Short exercise: The records that follow must be reproduced in full, exactly as written.

[Extracted data entries]

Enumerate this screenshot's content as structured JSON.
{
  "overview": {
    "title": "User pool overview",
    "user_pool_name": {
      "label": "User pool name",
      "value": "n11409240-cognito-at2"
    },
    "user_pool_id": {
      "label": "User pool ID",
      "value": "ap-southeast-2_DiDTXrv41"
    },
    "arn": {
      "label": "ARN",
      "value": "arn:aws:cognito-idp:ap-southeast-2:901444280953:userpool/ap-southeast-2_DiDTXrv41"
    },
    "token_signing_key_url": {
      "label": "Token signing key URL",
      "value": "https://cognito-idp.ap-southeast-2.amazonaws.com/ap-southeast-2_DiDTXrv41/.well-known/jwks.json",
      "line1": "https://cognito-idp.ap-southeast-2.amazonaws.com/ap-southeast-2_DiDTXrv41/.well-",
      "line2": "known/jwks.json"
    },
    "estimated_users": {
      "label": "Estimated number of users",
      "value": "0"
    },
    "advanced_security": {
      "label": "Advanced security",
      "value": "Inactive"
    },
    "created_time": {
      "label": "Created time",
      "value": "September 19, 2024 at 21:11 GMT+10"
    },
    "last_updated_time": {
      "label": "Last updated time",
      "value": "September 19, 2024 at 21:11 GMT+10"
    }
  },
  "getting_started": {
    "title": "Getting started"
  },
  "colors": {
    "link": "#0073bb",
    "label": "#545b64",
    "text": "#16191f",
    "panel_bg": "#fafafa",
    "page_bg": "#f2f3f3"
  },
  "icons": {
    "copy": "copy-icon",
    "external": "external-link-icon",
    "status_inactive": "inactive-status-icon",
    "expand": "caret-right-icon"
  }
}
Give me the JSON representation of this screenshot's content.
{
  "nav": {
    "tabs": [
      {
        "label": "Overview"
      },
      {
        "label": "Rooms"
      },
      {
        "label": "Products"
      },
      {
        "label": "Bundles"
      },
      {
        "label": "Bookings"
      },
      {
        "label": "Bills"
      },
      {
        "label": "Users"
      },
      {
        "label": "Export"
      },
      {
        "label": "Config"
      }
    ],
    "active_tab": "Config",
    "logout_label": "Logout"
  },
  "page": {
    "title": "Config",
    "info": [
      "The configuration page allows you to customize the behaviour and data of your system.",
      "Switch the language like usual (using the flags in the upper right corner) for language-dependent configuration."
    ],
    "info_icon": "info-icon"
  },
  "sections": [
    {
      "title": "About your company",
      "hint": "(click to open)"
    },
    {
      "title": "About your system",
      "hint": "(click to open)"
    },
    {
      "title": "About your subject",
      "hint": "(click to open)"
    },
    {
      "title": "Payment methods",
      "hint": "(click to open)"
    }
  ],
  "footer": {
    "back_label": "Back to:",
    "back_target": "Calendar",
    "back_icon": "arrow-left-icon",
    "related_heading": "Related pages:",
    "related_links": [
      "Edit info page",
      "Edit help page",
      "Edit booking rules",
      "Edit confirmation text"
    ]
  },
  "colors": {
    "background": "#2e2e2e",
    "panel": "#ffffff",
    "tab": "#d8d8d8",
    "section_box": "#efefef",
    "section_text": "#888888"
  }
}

Written response:
Enumerate this screenshot's content as structured JSON.
{
  "overview": {
    "title": "User pool overview",
    "user_pool_name": {
      "label": "User pool name",
      "value": "n11409240-cognito-at2"
    },
    "user_pool_id": {
      "label": "User pool ID",
      "value": "ap-southeast-2_DiDTXrv41"
    },
    "arn": {
      "label": "ARN",
      "value": "arn:aws:cognito-idp:ap-southeast-2:901444280953:userpool/ap-southeast-2_DiDTXrv41"
    },
    "token_signing_key_url": {
      "label": "Token signing key URL",
      "value": "https://cognito-idp.ap-southeast-2.amazonaws.com/ap-southeast-2_DiDTXrv41/.well-known/jwks.json",
      "line1": "https://cognito-idp.ap-southeast-2.amazonaws.com/ap-southeast-2_DiDTXrv41/.well-",
      "line2": "known/jwks.json"
    },
    "estimated_users": {
      "label": "Estimated number of users",
      "value": "0"
    },
    "advanced_security": {
      "label": "Advanced security",
      "value": "Inactive"
    },
    "created_time": {
      "label": "Created time",
      "value": "September 19, 2024 at 21:11 GMT+10"
    },
    "last_updated_time": {
      "label": "Last updated time",
      "value": "September 19, 2024 at 21:11 GMT+10"
    }
  },
  "getting_started": {
    "title": "Getting started"
  },
  "colors": {
    "link": "#0073bb",
    "label": "#545b64",
    "text": "#16191f",
    "panel_bg": "#fafafa",
    "page_bg": "#f2f3f3"
  },
  "icons": {
    "copy": "copy-icon",
    "external": "external-link-icon",
    "status_inactive": "inactive-status-icon",
    "expand": "caret-right-icon"
  }
}
Give me the JSON representation of this screenshot's content.
{
  "nav": {
    "tabs": [
      {
        "label": "Overview"
      },
      {
        "label": "Rooms"
      },
      {
        "label": "Products"
      },
      {
        "label": "Bundles"
      },
      {
        "label": "Bookings"
      },
      {
        "label": "Bills"
      },
      {
        "label": "Users"
      },
      {
        "label": "Export"
      },
      {
        "label": "Config"
      }
    ],
    "active_tab": "Config",
    "logout_label": "Logout"
  },
  "page": {
    "title": "Config",
    "info": [
      "The configuration page allows you to customize the behaviour and data of your system.",
      "Switch the language like usual (using the flags in the upper right corner) for language-dependent configuration."
    ],
    "info_icon": "info-icon"
  },
  "sections": [
    {
      "title": "About your company",
      "hint": "(click to open)"
    },
    {
      "title": "About your system",
      "hint": "(click to open)"
    },
    {
      "title": "About your subject",
      "hint": "(click to open)"
    },
    {
      "title": "Payment methods",
      "hint": "(click to open)"
    }
  ],
  "footer": {
    "back_label": "Back to:",
    "back_target": "Calendar",
    "back_icon": "arrow-left-icon",
    "related_heading": "Related pages:",
    "related_links": [
      "Edit info page",
      "Edit help page",
      "Edit booking rules",
      "Edit confirmation text"
    ]
  },
  "colors": {
    "background": "#2e2e2e",
    "panel": "#ffffff",
    "tab": "#d8d8d8",
    "section_box": "#efefef",
    "section_text": "#888888"
  }
}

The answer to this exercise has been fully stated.